#### Exercise goal
Scan the material and copy every line in which "type" appears.

#### Available records
## Start
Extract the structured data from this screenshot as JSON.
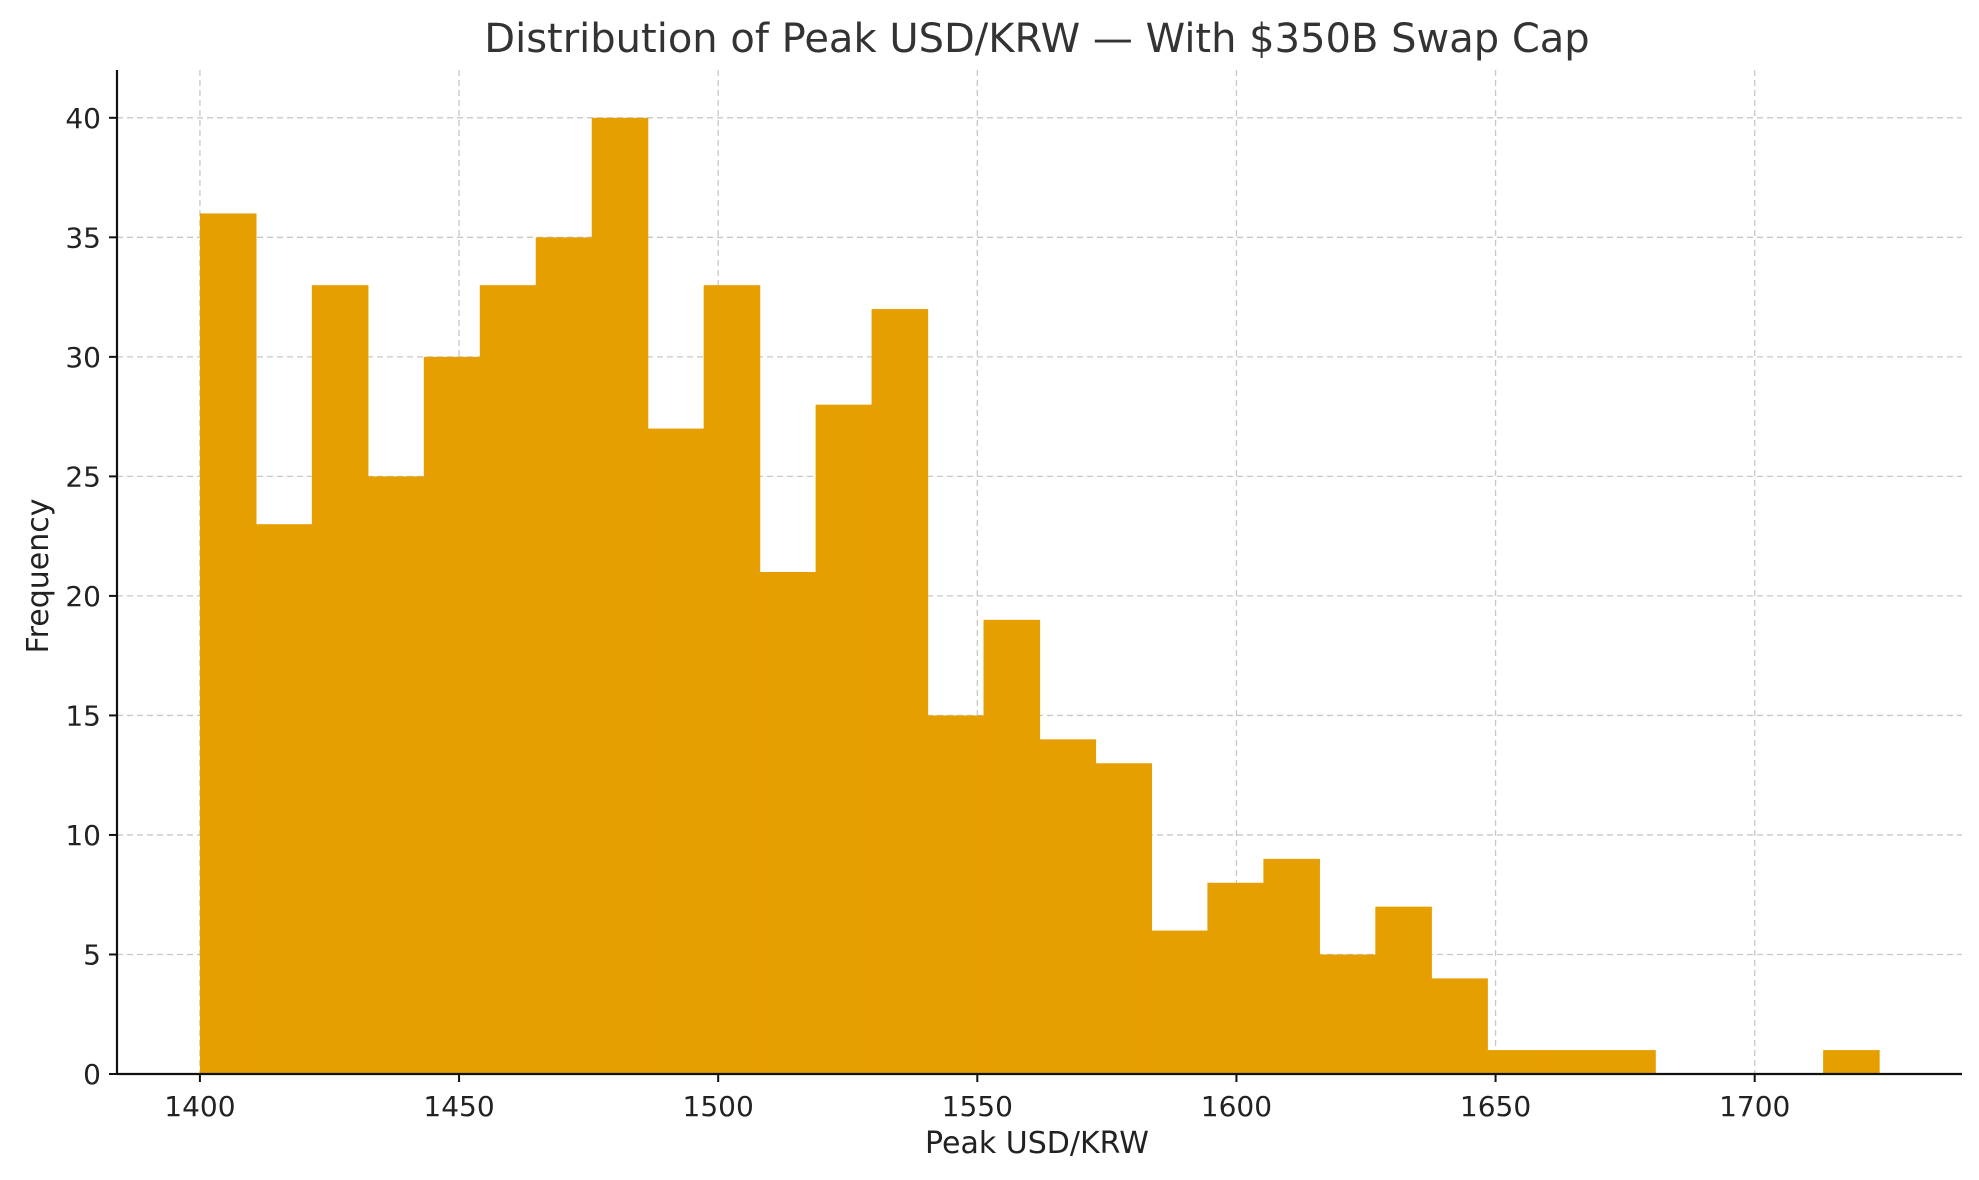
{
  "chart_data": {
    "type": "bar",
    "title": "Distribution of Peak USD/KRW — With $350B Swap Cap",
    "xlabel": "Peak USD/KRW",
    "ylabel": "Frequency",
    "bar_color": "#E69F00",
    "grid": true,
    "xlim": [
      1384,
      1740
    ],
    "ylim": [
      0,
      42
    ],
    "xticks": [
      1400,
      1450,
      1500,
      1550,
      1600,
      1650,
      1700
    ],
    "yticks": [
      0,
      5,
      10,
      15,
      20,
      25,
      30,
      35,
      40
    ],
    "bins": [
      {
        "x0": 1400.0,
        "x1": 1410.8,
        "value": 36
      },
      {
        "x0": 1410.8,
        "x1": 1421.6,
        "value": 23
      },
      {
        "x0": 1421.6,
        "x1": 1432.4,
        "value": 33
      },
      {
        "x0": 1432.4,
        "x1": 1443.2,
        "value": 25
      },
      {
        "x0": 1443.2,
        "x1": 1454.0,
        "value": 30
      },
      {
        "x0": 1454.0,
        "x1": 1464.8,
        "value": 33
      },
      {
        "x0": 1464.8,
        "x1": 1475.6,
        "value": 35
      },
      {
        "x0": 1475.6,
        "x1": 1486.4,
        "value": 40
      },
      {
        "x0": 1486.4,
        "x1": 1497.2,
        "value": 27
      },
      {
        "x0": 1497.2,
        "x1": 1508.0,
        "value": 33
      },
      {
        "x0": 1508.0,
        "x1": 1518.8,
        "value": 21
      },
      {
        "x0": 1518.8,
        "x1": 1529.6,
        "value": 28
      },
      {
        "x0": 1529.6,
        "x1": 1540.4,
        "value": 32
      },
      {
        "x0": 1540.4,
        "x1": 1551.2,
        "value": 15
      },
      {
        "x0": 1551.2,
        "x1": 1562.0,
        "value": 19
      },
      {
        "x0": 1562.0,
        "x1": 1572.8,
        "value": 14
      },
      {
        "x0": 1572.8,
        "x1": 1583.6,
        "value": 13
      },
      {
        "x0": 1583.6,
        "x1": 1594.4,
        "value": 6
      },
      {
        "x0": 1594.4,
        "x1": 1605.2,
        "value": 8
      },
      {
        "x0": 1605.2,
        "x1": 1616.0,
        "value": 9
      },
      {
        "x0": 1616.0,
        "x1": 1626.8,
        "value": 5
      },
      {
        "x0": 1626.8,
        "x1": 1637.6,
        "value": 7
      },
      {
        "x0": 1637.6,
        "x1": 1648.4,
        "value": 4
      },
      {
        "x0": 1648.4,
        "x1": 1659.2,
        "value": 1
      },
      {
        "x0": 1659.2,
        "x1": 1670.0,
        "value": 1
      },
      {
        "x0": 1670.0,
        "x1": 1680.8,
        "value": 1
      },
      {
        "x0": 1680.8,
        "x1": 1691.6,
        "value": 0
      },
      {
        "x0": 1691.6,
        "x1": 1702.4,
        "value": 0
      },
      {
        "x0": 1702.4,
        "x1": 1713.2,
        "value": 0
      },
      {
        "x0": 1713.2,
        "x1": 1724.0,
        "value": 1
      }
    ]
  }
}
## End
## Start
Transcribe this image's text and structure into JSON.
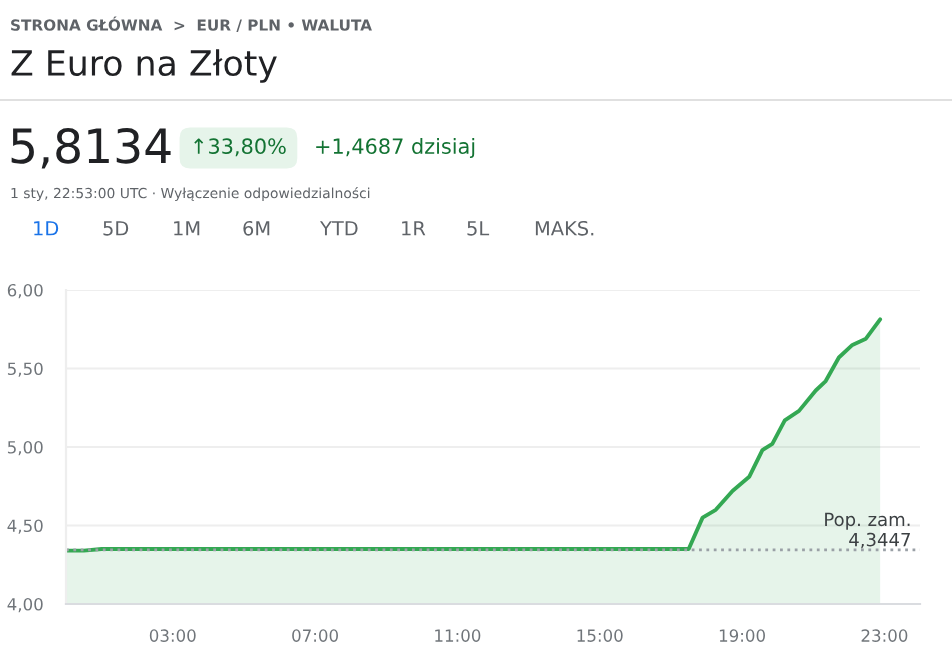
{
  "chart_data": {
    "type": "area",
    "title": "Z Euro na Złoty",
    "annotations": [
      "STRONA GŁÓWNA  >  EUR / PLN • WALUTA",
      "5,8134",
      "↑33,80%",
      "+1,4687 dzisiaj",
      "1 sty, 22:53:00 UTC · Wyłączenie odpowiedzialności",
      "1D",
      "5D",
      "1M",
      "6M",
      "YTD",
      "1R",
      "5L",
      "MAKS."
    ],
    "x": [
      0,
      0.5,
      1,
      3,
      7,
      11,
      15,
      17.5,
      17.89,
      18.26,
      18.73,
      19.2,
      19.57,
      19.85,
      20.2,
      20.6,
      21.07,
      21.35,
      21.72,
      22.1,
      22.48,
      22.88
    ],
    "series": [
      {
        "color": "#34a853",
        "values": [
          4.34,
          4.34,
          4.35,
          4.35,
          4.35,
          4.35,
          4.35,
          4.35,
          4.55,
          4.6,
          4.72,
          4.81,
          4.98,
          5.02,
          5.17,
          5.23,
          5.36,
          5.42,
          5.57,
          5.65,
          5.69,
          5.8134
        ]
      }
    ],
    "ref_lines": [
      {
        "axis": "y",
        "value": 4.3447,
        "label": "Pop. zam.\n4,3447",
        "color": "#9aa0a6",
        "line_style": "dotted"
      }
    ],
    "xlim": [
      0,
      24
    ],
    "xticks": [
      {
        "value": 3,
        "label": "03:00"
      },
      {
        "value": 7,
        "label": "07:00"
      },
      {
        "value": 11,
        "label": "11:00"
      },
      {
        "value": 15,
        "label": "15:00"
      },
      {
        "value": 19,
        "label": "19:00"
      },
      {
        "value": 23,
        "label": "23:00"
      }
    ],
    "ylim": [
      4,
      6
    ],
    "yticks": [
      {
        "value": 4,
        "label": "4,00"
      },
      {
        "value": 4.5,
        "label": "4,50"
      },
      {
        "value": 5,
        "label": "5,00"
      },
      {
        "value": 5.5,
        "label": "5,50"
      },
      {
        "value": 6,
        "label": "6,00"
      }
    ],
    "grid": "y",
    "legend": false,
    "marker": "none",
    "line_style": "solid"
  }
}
## End
## Start
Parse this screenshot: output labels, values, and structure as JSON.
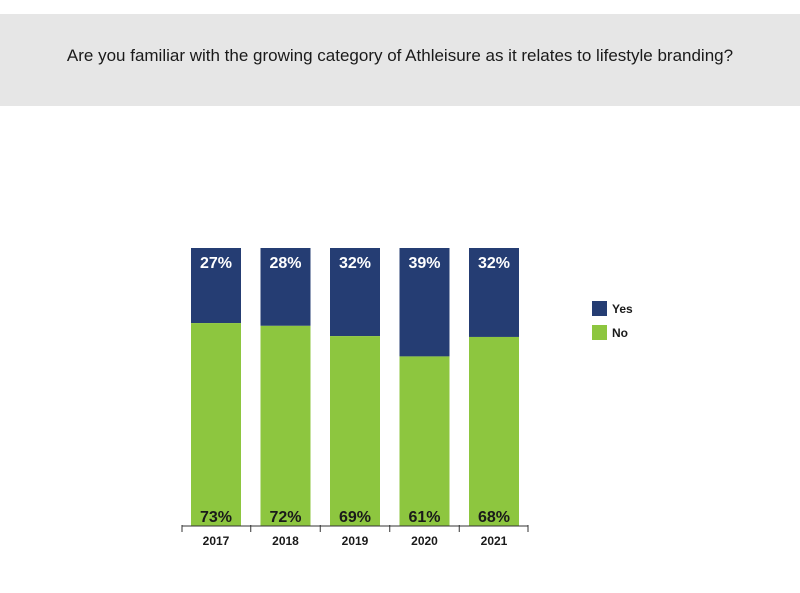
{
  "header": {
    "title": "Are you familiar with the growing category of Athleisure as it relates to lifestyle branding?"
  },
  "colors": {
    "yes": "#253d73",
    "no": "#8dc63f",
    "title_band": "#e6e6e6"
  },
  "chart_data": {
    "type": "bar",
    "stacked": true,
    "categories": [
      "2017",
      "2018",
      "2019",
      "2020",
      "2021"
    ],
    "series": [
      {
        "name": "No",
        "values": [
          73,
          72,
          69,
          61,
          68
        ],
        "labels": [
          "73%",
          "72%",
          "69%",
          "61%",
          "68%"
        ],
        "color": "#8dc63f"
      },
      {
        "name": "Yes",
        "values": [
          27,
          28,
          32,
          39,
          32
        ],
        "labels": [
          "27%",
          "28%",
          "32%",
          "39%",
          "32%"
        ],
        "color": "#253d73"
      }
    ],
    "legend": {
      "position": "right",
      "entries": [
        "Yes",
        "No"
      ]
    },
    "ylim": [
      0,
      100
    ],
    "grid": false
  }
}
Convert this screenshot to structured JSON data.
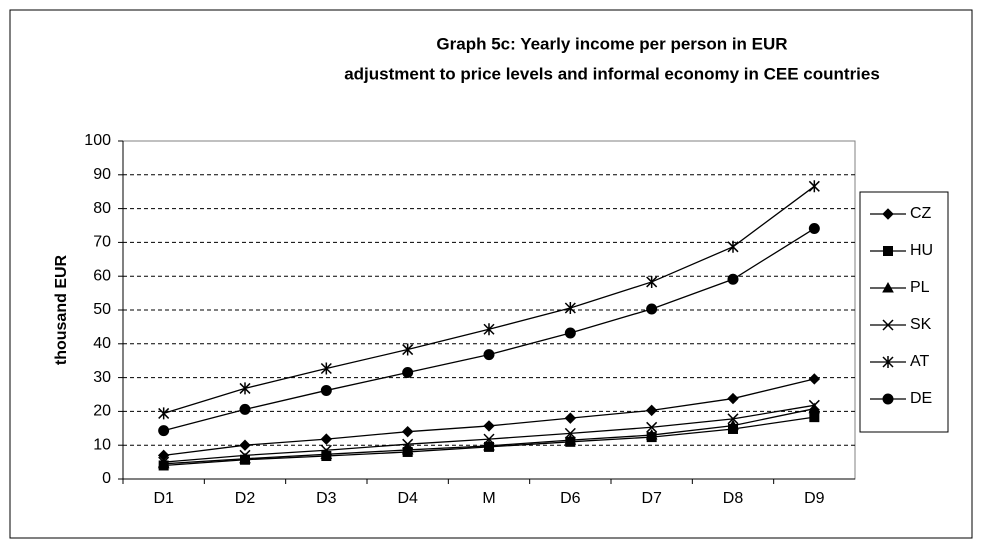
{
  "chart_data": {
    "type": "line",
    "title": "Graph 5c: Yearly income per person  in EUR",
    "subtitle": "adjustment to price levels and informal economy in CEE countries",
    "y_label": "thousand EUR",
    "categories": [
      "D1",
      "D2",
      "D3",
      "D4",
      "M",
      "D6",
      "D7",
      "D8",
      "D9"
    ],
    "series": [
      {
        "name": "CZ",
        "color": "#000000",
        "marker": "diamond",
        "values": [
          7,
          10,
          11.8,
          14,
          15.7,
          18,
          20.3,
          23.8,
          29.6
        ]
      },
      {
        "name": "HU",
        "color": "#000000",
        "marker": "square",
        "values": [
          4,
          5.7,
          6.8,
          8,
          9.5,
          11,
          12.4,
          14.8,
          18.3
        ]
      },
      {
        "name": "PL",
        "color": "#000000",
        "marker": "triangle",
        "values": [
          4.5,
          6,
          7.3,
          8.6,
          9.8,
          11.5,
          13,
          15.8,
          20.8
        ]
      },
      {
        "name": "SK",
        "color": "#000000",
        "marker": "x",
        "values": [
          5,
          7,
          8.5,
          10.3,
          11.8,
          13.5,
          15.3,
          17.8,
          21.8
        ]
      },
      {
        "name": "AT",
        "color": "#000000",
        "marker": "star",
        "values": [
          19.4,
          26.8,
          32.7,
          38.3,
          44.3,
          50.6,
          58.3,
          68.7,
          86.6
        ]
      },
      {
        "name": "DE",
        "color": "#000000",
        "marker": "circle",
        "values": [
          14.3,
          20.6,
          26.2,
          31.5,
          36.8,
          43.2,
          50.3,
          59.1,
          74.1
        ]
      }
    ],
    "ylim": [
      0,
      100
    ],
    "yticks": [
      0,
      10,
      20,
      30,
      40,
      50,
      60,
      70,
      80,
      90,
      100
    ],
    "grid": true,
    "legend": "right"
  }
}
## End
#### Exercise answer
    "type": "bar",
    "type": "area",
    "type": "bar",
    "type": "line",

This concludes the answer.